## [GIVEN REQUEST]
Word for word, restate every line of the listing that follows.

---------------

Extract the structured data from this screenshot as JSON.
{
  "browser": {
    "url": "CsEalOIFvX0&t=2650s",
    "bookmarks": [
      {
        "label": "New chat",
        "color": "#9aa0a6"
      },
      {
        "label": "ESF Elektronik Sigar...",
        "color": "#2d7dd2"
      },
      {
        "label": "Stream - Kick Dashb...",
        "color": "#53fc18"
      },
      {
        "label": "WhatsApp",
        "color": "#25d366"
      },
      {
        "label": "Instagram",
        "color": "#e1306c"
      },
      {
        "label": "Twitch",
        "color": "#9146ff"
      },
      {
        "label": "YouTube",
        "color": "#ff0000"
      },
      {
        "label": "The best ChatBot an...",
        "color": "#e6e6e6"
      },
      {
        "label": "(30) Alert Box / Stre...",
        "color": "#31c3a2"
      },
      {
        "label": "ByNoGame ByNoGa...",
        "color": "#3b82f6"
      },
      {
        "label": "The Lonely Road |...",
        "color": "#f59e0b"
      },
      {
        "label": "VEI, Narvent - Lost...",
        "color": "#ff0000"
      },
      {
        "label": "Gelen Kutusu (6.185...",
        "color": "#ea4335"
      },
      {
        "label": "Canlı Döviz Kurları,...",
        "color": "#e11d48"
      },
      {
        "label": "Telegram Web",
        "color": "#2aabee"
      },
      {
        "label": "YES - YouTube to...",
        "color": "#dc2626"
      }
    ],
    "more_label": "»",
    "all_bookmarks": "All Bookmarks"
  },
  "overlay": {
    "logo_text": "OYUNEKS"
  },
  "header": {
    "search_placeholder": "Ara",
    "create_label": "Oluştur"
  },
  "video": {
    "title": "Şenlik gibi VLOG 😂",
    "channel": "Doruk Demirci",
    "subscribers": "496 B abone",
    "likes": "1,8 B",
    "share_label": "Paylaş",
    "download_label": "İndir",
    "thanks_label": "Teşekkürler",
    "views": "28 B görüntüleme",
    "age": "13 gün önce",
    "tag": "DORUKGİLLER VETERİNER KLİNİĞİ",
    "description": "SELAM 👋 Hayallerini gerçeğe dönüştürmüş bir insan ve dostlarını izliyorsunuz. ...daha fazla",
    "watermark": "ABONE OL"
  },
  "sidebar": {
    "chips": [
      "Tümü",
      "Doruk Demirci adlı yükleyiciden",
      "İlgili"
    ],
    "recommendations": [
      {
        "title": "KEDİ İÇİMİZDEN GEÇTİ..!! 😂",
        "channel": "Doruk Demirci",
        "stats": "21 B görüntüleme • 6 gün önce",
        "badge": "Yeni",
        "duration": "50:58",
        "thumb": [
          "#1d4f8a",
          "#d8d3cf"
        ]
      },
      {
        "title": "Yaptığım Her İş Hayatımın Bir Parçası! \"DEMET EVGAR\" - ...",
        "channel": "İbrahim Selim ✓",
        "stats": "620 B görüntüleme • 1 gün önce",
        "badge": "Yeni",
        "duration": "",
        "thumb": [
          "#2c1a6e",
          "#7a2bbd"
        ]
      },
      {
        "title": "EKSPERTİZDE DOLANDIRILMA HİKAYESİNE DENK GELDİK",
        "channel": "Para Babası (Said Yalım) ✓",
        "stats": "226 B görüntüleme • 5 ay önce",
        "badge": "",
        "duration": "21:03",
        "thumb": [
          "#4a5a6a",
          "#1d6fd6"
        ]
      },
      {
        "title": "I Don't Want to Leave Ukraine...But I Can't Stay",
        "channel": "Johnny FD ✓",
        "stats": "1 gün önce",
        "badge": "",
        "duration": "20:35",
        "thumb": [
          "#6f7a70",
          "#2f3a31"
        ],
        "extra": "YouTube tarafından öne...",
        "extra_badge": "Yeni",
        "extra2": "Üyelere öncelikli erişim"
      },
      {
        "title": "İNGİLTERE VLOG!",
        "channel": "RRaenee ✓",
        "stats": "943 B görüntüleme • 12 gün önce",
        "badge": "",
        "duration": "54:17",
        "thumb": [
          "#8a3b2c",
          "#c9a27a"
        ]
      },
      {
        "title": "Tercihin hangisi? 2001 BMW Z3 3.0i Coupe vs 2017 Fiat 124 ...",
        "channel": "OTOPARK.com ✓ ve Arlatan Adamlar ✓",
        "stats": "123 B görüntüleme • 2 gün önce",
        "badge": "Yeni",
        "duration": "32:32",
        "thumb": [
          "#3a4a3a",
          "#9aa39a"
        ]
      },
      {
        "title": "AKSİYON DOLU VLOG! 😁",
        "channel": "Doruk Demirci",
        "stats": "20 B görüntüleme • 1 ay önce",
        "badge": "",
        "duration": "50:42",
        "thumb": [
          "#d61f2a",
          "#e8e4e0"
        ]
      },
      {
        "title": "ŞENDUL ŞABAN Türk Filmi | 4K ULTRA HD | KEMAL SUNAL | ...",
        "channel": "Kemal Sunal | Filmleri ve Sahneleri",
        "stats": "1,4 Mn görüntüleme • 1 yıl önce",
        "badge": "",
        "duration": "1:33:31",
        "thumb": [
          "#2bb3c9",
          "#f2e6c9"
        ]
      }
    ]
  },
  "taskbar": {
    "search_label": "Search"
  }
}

---------------

## [FULL RESPONSE]
Extract the structured data from this screenshot as JSON.
{
  "browser": {
    "url": "CsEalOIFvX0&t=2650s",
    "bookmarks": [
      {
        "label": "New chat",
        "color": "#9aa0a6"
      },
      {
        "label": "ESF Elektronik Sigar...",
        "color": "#2d7dd2"
      },
      {
        "label": "Stream - Kick Dashb...",
        "color": "#53fc18"
      },
      {
        "label": "WhatsApp",
        "color": "#25d366"
      },
      {
        "label": "Instagram",
        "color": "#e1306c"
      },
      {
        "label": "Twitch",
        "color": "#9146ff"
      },
      {
        "label": "YouTube",
        "color": "#ff0000"
      },
      {
        "label": "The best ChatBot an...",
        "color": "#e6e6e6"
      },
      {
        "label": "(30) Alert Box / Stre...",
        "color": "#31c3a2"
      },
      {
        "label": "ByNoGame ByNoGa...",
        "color": "#3b82f6"
      },
      {
        "label": "The Lonely Road |...",
        "color": "#f59e0b"
      },
      {
        "label": "VEI, Narvent - Lost...",
        "color": "#ff0000"
      },
      {
        "label": "Gelen Kutusu (6.185...",
        "color": "#ea4335"
      },
      {
        "label": "Canlı Döviz Kurları,...",
        "color": "#e11d48"
      },
      {
        "label": "Telegram Web",
        "color": "#2aabee"
      },
      {
        "label": "YES - YouTube to...",
        "color": "#dc2626"
      }
    ],
    "more_label": "»",
    "all_bookmarks": "All Bookmarks"
  },
  "overlay": {
    "logo_text": "OYUNEKS"
  },
  "header": {
    "search_placeholder": "Ara",
    "create_label": "Oluştur"
  },
  "video": {
    "title": "Şenlik gibi VLOG 😂",
    "channel": "Doruk Demirci",
    "subscribers": "496 B abone",
    "likes": "1,8 B",
    "share_label": "Paylaş",
    "download_label": "İndir",
    "thanks_label": "Teşekkürler",
    "views": "28 B görüntüleme",
    "age": "13 gün önce",
    "tag": "DORUKGİLLER VETERİNER KLİNİĞİ",
    "description": "SELAM 👋 Hayallerini gerçeğe dönüştürmüş bir insan ve dostlarını izliyorsunuz. ...daha fazla",
    "watermark": "ABONE OL"
  },
  "sidebar": {
    "chips": [
      "Tümü",
      "Doruk Demirci adlı yükleyiciden",
      "İlgili"
    ],
    "recommendations": [
      {
        "title": "KEDİ İÇİMİZDEN GEÇTİ..!! 😂",
        "channel": "Doruk Demirci",
        "stats": "21 B görüntüleme • 6 gün önce",
        "badge": "Yeni",
        "duration": "50:58",
        "thumb": [
          "#1d4f8a",
          "#d8d3cf"
        ]
      },
      {
        "title": "Yaptığım Her İş Hayatımın Bir Parçası! \"DEMET EVGAR\" - ...",
        "channel": "İbrahim Selim ✓",
        "stats": "620 B görüntüleme • 1 gün önce",
        "badge": "Yeni",
        "duration": "",
        "thumb": [
          "#2c1a6e",
          "#7a2bbd"
        ]
      },
      {
        "title": "EKSPERTİZDE DOLANDIRILMA HİKAYESİNE DENK GELDİK",
        "channel": "Para Babası (Said Yalım) ✓",
        "stats": "226 B görüntüleme • 5 ay önce",
        "badge": "",
        "duration": "21:03",
        "thumb": [
          "#4a5a6a",
          "#1d6fd6"
        ]
      },
      {
        "title": "I Don't Want to Leave Ukraine...But I Can't Stay",
        "channel": "Johnny FD ✓",
        "stats": "1 gün önce",
        "badge": "",
        "duration": "20:35",
        "thumb": [
          "#6f7a70",
          "#2f3a31"
        ],
        "extra": "YouTube tarafından öne...",
        "extra_badge": "Yeni",
        "extra2": "Üyelere öncelikli erişim"
      },
      {
        "title": "İNGİLTERE VLOG!",
        "channel": "RRaenee ✓",
        "stats": "943 B görüntüleme • 12 gün önce",
        "badge": "",
        "duration": "54:17",
        "thumb": [
          "#8a3b2c",
          "#c9a27a"
        ]
      },
      {
        "title": "Tercihin hangisi? 2001 BMW Z3 3.0i Coupe vs 2017 Fiat 124 ...",
        "channel": "OTOPARK.com ✓ ve Arlatan Adamlar ✓",
        "stats": "123 B görüntüleme • 2 gün önce",
        "badge": "Yeni",
        "duration": "32:32",
        "thumb": [
          "#3a4a3a",
          "#9aa39a"
        ]
      },
      {
        "title": "AKSİYON DOLU VLOG! 😁",
        "channel": "Doruk Demirci",
        "stats": "20 B görüntüleme • 1 ay önce",
        "badge": "",
        "duration": "50:42",
        "thumb": [
          "#d61f2a",
          "#e8e4e0"
        ]
      },
      {
        "title": "ŞENDUL ŞABAN Türk Filmi | 4K ULTRA HD | KEMAL SUNAL | ...",
        "channel": "Kemal Sunal | Filmleri ve Sahneleri",
        "stats": "1,4 Mn görüntüleme • 1 yıl önce",
        "badge": "",
        "duration": "1:33:31",
        "thumb": [
          "#2bb3c9",
          "#f2e6c9"
        ]
      }
    ]
  },
  "taskbar": {
    "search_label": "Search"
  }
}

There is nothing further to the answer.